任务要求:
原样抄录下方北京房价预测正文中从“读取数据报错,怀疑是编码问题,检查文件编码”到“格,因此每平米均价可以删去。”之间的内容,首尾两处均包括在内。

北京房价预测——Kaggle数据

日暮途远,人间何世

将军一去,大树飘零

概述

之前学习了加州房价预测模型,便摩拳擦掌,从kaggle上找到一份帝都房价数据,练练手。


实验流程

实验数据

Kaggle 中选择了帝都北京住房价格的数据集,该数据集摘录了2011~2017年链家网上的北京房价数据。

image

下载并预览数据

下载并解压数据

image

预览数据
image

每一行代表一间房,每个房子有26个相关属性,其中以下几个需要备注:
DOM: 市场活跃天数
followers: 关注人数
totalPrice: 房屋总价格
price: 每平米价格
floor: 楼层数,中文数据,处理时需要注意
buildingType: 房屋类型,包含塔楼、平房、复式和样板房
renovationCondition: 装修情况,包括其他、毛坯、简装和精装
buildingStructure: 建筑结构,包含未知、混合、砖木、砖混、钢和钢混结构
ladderRatio: 人均楼梯数
fiveYearsProperty: 产权
district:区域,离散型

读取并初步分析数据

  1. 读取数据

    image

    读取数据报错,怀疑是编码问题,检查文件编码

    file new.csv  
    new.csv: ISO-8859 text, with CRLF line terminators
    

    文件编码是ISO-8859格式,因而将其另存为UTF-8格式,之后读取数据成功

  2. 查看数据结构和描述

    image

    可见与加州不同,这里存在大量非数值型数据。一共有318851个实例,其中DOM、bulidingType、elevator、fiveYearsProperty、subway、communityAverage存在缺失。其中DOM缺失过多,可以考虑删除此属性。其中url、id、Cid是不对房价构成影响的因素,可以直接不予考虑。我的目标预测结果是房屋总价格,因此每平米均价可以删去。

(已保存条目)
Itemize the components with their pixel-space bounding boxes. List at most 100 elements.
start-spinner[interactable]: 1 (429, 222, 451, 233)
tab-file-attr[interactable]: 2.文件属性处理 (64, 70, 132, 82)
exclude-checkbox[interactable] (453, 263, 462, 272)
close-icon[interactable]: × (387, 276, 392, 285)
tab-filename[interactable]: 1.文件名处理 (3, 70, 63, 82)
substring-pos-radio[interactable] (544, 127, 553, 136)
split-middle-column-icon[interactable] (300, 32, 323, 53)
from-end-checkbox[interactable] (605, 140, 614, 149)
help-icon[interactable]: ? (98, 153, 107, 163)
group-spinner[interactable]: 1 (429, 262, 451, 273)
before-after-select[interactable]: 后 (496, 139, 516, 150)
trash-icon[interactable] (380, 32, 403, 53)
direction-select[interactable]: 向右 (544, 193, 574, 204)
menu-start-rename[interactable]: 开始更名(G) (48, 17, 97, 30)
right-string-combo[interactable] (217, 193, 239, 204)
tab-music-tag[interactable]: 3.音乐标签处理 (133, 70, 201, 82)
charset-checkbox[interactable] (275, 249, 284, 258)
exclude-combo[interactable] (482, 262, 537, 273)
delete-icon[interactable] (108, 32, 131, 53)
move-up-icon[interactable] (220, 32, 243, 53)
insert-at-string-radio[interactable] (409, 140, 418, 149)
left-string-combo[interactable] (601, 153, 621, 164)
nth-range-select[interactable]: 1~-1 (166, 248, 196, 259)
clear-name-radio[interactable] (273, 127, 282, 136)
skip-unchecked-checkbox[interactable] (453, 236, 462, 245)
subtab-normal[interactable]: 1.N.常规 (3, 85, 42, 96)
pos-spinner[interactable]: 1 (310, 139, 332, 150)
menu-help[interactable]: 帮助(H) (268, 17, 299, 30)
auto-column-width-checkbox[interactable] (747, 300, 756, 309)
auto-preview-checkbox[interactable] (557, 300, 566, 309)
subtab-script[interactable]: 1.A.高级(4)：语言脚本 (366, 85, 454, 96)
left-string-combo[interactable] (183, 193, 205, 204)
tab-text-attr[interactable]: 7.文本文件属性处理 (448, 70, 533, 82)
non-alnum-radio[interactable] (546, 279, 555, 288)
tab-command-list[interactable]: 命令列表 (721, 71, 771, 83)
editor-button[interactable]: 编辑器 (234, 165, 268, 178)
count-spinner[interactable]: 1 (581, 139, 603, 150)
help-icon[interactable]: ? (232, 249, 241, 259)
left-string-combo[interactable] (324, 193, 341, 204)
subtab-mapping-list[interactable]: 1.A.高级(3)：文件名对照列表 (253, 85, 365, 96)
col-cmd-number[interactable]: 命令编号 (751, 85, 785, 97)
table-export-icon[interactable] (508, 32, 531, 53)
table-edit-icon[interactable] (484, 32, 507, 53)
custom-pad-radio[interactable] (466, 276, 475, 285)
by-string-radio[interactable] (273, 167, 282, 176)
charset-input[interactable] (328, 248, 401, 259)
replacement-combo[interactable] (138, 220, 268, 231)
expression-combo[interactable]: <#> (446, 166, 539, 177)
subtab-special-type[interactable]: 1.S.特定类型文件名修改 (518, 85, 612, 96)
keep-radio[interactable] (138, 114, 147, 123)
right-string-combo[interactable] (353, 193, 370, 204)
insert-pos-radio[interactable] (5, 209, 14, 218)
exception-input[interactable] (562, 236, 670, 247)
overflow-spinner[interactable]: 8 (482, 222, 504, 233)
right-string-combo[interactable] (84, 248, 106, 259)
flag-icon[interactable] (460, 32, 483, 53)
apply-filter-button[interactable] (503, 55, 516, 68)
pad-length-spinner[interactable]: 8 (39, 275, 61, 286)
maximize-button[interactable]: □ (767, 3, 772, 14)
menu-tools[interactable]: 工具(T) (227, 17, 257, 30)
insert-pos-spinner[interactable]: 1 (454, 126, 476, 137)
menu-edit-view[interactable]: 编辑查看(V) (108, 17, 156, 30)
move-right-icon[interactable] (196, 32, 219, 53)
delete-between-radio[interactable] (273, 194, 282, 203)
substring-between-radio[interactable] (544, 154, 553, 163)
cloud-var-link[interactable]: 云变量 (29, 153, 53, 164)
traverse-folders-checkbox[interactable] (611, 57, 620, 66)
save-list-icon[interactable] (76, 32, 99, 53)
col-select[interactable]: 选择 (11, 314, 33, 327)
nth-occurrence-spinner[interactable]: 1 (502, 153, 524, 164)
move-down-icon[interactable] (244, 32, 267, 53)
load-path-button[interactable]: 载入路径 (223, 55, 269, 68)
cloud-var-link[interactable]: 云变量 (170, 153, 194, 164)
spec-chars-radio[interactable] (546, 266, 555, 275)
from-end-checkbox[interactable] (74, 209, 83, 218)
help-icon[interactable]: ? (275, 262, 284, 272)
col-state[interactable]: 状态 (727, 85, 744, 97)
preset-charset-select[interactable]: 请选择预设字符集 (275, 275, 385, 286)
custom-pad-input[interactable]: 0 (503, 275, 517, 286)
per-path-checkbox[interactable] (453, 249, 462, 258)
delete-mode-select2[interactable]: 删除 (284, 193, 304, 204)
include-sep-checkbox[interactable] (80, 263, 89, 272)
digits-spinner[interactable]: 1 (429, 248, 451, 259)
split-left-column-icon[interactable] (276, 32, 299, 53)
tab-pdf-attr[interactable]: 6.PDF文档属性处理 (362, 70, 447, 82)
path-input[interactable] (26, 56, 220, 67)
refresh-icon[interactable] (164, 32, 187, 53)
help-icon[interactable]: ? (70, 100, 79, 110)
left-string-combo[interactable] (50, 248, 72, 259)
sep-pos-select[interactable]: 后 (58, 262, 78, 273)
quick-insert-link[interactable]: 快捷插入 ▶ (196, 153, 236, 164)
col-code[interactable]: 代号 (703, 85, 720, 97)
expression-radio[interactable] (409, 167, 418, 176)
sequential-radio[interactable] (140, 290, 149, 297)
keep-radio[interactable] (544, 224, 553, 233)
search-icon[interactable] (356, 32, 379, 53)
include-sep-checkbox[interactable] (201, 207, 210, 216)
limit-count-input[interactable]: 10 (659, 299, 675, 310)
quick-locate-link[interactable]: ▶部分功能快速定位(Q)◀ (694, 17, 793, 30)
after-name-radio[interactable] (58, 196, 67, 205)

作答区:
读取数据报错,怀疑是编码问题,检查文件编码

    file new.csv  
    new.csv: ISO-8859 text, with CRLF line terminators
    

    文件编码是ISO-8859格式,因而将其另存为UTF-8格式,之后读取数据成功

  2. 查看数据结构和描述

    image

    可见与加州不同,这里存在大量非数值型数据。一共有318851个实例,其中DOM、bulidingType、elevator、fiveYearsProperty、subway、communityAverage存在缺失。其中DOM缺失过多,可以考虑删除此属性。其中url、id、Cid是不对房价构成影响的因素,可以直接不予考虑。我的目标预测结果是房屋总价格,因此每平米均价可以删去。